## Work to complete
Convert every line of the entries below into a Markdown table with two columns, Row and Line. Put each line in its own numbered row and omit blank lines.

---

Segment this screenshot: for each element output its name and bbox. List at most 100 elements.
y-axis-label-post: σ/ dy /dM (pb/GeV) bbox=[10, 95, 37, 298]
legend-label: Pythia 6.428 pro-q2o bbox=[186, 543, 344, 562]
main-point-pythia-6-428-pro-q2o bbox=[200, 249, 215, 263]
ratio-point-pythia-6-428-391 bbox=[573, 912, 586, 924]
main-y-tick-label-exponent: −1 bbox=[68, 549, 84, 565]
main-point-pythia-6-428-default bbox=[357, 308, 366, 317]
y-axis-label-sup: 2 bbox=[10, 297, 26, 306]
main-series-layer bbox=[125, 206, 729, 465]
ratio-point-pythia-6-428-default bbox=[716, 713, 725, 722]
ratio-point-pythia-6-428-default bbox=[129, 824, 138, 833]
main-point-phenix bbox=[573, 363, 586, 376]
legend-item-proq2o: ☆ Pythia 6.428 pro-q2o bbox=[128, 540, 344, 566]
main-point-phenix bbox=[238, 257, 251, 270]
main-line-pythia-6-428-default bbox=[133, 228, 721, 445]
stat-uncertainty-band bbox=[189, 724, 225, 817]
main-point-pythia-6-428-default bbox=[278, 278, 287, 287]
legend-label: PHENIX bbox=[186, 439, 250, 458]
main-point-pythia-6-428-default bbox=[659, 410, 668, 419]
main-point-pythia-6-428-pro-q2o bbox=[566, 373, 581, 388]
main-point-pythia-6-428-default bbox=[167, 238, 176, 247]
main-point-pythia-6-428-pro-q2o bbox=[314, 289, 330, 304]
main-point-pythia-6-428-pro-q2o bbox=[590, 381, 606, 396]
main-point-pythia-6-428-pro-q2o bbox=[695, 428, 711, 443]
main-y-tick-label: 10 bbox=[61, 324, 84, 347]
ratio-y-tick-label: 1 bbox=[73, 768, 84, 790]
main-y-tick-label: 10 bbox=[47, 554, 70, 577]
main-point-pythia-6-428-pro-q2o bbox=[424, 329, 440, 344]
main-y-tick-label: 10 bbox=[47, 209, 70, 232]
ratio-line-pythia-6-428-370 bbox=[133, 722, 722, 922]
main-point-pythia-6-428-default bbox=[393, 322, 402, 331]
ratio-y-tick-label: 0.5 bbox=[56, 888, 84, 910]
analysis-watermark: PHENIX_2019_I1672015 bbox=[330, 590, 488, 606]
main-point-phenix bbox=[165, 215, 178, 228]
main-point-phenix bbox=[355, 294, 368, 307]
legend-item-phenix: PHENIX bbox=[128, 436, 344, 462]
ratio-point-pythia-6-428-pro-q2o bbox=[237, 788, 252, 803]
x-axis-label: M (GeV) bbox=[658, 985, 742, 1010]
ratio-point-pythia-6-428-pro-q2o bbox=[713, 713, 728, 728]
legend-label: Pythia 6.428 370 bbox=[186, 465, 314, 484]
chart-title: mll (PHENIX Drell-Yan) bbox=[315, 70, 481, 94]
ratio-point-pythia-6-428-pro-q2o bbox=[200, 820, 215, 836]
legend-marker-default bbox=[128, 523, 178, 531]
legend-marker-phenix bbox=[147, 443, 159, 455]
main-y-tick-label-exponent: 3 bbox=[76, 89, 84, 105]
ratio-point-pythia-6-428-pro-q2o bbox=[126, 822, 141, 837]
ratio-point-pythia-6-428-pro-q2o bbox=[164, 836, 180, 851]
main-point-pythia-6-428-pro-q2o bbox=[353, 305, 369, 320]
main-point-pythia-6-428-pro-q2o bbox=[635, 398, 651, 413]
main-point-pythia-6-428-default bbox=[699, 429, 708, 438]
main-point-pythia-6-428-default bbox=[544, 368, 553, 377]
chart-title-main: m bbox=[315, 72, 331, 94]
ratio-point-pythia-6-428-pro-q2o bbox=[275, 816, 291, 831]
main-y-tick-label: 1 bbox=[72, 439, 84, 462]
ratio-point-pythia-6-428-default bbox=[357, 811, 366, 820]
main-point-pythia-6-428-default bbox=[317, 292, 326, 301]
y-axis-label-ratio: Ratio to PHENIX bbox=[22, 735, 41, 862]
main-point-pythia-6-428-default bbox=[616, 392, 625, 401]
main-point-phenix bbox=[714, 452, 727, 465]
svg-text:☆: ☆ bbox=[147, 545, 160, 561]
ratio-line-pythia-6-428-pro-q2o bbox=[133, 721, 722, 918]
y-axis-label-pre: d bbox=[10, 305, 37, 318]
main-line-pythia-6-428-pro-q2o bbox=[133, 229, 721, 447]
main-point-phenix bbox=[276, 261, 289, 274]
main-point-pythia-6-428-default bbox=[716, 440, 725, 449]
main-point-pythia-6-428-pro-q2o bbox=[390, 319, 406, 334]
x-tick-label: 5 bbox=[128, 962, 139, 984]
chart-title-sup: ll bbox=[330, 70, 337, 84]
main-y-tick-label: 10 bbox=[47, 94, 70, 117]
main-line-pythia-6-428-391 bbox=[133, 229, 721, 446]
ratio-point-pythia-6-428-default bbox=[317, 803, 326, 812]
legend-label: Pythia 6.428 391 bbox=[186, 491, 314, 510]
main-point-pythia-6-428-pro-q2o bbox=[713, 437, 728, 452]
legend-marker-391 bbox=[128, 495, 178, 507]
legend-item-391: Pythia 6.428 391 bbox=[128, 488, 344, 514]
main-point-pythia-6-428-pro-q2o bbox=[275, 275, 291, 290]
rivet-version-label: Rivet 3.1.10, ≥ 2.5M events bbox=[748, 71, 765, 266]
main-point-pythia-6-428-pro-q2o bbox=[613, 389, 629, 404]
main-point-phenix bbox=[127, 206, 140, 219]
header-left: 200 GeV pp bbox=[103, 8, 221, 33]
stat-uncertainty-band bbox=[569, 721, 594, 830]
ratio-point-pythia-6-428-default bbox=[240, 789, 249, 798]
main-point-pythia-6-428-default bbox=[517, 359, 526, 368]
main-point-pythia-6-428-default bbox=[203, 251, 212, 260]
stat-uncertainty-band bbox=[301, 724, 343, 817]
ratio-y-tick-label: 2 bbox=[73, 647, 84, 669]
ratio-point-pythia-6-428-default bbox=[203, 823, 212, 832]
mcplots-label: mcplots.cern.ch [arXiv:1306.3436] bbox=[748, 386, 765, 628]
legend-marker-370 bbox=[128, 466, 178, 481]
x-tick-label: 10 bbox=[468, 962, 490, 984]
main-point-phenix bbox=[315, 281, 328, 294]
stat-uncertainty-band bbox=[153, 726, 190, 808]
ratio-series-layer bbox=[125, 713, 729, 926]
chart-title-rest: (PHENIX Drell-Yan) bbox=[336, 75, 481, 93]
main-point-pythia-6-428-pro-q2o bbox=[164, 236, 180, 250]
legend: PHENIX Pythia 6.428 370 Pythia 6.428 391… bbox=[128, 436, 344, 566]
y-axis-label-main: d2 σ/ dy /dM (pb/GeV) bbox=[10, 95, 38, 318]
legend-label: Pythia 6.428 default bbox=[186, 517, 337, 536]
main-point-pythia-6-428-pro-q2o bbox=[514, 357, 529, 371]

---

## Response to this task
| Row | Line |
|---|---|
| 1 | Segment this screenshot: for each element output its name and bbox. List at most 100 elements. |
| 2 | y-axis-label-post: σ/ dy /dM (pb/GeV) bbox=[10, 95, 37, 298] |
| 3 | legend-label: Pythia 6.428 pro-q2o bbox=[186, 543, 344, 562] |
| 4 | main-point-pythia-6-428-pro-q2o bbox=[200, 249, 215, 263] |
| 5 | ratio-point-pythia-6-428-391 bbox=[573, 912, 586, 924] |
| 6 | main-y-tick-label-exponent: −1 bbox=[68, 549, 84, 565] |
| 7 | main-point-pythia-6-428-default bbox=[357, 308, 366, 317] |
| 8 | y-axis-label-sup: 2 bbox=[10, 297, 26, 306] |
| 9 | main-series-layer bbox=[125, 206, 729, 465] |
| 10 | ratio-point-pythia-6-428-default bbox=[716, 713, 725, 722] |
| 11 | ratio-point-pythia-6-428-default bbox=[129, 824, 138, 833] |
| 12 | main-point-phenix bbox=[573, 363, 586, 376] |
| 13 | legend-item-proq2o: ☆ Pythia 6.428 pro-q2o bbox=[128, 540, 344, 566] |
| 14 | main-point-phenix bbox=[238, 257, 251, 270] |
| 15 | main-line-pythia-6-428-default bbox=[133, 228, 721, 445] |
| 16 | stat-uncertainty-band bbox=[189, 724, 225, 817] |
| 17 | main-point-pythia-6-428-default bbox=[278, 278, 287, 287] |
| 18 | legend-label: PHENIX bbox=[186, 439, 250, 458] |
| 19 | main-point-pythia-6-428-default bbox=[659, 410, 668, 419] |
| 20 | main-point-pythia-6-428-pro-q2o bbox=[566, 373, 581, 388] |
| 21 | main-point-pythia-6-428-default bbox=[167, 238, 176, 247] |
| 22 | main-point-pythia-6-428-pro-q2o bbox=[314, 289, 330, 304] |
| 23 | main-point-pythia-6-428-pro-q2o bbox=[590, 381, 606, 396] |
| 24 | main-point-pythia-6-428-pro-q2o bbox=[695, 428, 711, 443] |
| 25 | main-y-tick-label: 10 bbox=[61, 324, 84, 347] |
| 26 | ratio-y-tick-label: 1 bbox=[73, 768, 84, 790] |
| 27 | main-y-tick-label: 10 bbox=[47, 554, 70, 577] |
| 28 | main-point-pythia-6-428-pro-q2o bbox=[424, 329, 440, 344] |
| 29 | main-y-tick-label: 10 bbox=[47, 209, 70, 232] |
| 30 | ratio-line-pythia-6-428-370 bbox=[133, 722, 722, 922] |
| 31 | main-point-pythia-6-428-default bbox=[393, 322, 402, 331] |
| 32 | ratio-y-tick-label: 0.5 bbox=[56, 888, 84, 910] |
| 33 | analysis-watermark: PHENIX_2019_I1672015 bbox=[330, 590, 488, 606] |
| 34 | main-point-phenix bbox=[165, 215, 178, 228] |
| 35 | main-point-phenix bbox=[355, 294, 368, 307] |
| 36 | legend-item-phenix: PHENIX bbox=[128, 436, 344, 462] |
| 37 | ratio-point-pythia-6-428-pro-q2o bbox=[237, 788, 252, 803] |
| 38 | x-axis-label: M (GeV) bbox=[658, 985, 742, 1010] |
| 39 | ratio-point-pythia-6-428-pro-q2o bbox=[713, 713, 728, 728] |
| 40 | legend-label: Pythia 6.428 370 bbox=[186, 465, 314, 484] |
| 41 | chart-title: mll (PHENIX Drell-Yan) bbox=[315, 70, 481, 94] |
| 42 | ratio-point-pythia-6-428-pro-q2o bbox=[200, 820, 215, 836] |
| 43 | legend-marker-default bbox=[128, 523, 178, 531] |
| 44 | legend-marker-phenix bbox=[147, 443, 159, 455] |
| 45 | main-y-tick-label-exponent: 3 bbox=[76, 89, 84, 105] |
| 46 | ratio-point-pythia-6-428-pro-q2o bbox=[126, 822, 141, 837] |
| 47 | ratio-point-pythia-6-428-pro-q2o bbox=[164, 836, 180, 851] |
| 48 | main-point-pythia-6-428-pro-q2o bbox=[353, 305, 369, 320] |
| 49 | main-point-pythia-6-428-pro-q2o bbox=[635, 398, 651, 413] |
| 50 | main-point-pythia-6-428-default bbox=[699, 429, 708, 438] |
| 51 | main-point-pythia-6-428-default bbox=[544, 368, 553, 377] |
| 52 | chart-title-main: m bbox=[315, 72, 331, 94] |
| 53 | ratio-point-pythia-6-428-pro-q2o bbox=[275, 816, 291, 831] |
| 54 | main-y-tick-label: 1 bbox=[72, 439, 84, 462] |
| 55 | ratio-point-pythia-6-428-default bbox=[357, 811, 366, 820] |
| 56 | main-point-pythia-6-428-default bbox=[317, 292, 326, 301] |
| 57 | y-axis-label-ratio: Ratio to PHENIX bbox=[22, 735, 41, 862] |
| 58 | main-point-pythia-6-428-default bbox=[616, 392, 625, 401] |
| 59 | main-point-phenix bbox=[714, 452, 727, 465] |
| 60 | svg-text:☆: ☆ bbox=[147, 545, 160, 561] |
| 61 | ratio-line-pythia-6-428-pro-q2o bbox=[133, 721, 722, 918] |
| 62 | y-axis-label-pre: d bbox=[10, 305, 37, 318] |
| 63 | main-line-pythia-6-428-pro-q2o bbox=[133, 229, 721, 447] |
| 64 | main-point-phenix bbox=[276, 261, 289, 274] |
| 65 | main-point-pythia-6-428-default bbox=[716, 440, 725, 449] |
| 66 | main-point-pythia-6-428-pro-q2o bbox=[390, 319, 406, 334] |
| 67 | x-tick-label: 5 bbox=[128, 962, 139, 984] |
| 68 | chart-title-sup: ll bbox=[330, 70, 337, 84] |
| 69 | main-y-tick-label: 10 bbox=[47, 94, 70, 117] |
| 70 | main-line-pythia-6-428-391 bbox=[133, 229, 721, 446] |
| 71 | ratio-point-pythia-6-428-default bbox=[317, 803, 326, 812] |
| 72 | legend-label: Pythia 6.428 391 bbox=[186, 491, 314, 510] |
| 73 | main-point-pythia-6-428-pro-q2o bbox=[713, 437, 728, 452] |
| 74 | legend-marker-391 bbox=[128, 495, 178, 507] |
| 75 | legend-item-391: Pythia 6.428 391 bbox=[128, 488, 344, 514] |
| 76 | main-point-pythia-6-428-pro-q2o bbox=[275, 275, 291, 290] |
| 77 | rivet-version-label: Rivet 3.1.10, ≥ 2.5M events bbox=[748, 71, 765, 266] |
| 78 | main-point-pythia-6-428-pro-q2o bbox=[613, 389, 629, 404] |
| 79 | main-point-phenix bbox=[127, 206, 140, 219] |
| 80 | header-left: 200 GeV pp bbox=[103, 8, 221, 33] |
| 81 | stat-uncertainty-band bbox=[569, 721, 594, 830] |
| 82 | ratio-point-pythia-6-428-default bbox=[240, 789, 249, 798] |
| 83 | main-point-pythia-6-428-default bbox=[517, 359, 526, 368] |
| 84 | main-point-pythia-6-428-default bbox=[203, 251, 212, 260] |
| 85 | stat-uncertainty-band bbox=[301, 724, 343, 817] |
| 86 | ratio-y-tick-label: 2 bbox=[73, 647, 84, 669] |
| 87 | ratio-point-pythia-6-428-default bbox=[203, 823, 212, 832] |
| 88 | mcplots-label: mcplots.cern.ch [arXiv:1306.3436] bbox=[748, 386, 765, 628] |
| 89 | legend-marker-370 bbox=[128, 466, 178, 481] |
| 90 | x-tick-label: 10 bbox=[468, 962, 490, 984] |
| 91 | main-point-phenix bbox=[315, 281, 328, 294] |
| 92 | stat-uncertainty-band bbox=[153, 726, 190, 808] |
| 93 | ratio-series-layer bbox=[125, 713, 729, 926] |
| 94 | chart-title-rest: (PHENIX Drell-Yan) bbox=[336, 75, 481, 93] |
| 95 | main-point-pythia-6-428-pro-q2o bbox=[164, 236, 180, 250] |
| 96 | legend: PHENIX Pythia 6.428 370 Pythia 6.428 391… bbox=[128, 436, 344, 566] |
| 97 | y-axis-label-main: d2 σ/ dy /dM (pb/GeV) bbox=[10, 95, 38, 318] |
| 98 | legend-label: Pythia 6.428 default bbox=[186, 517, 337, 536] |
| 99 | main-point-pythia-6-428-pro-q2o bbox=[514, 357, 529, 371] |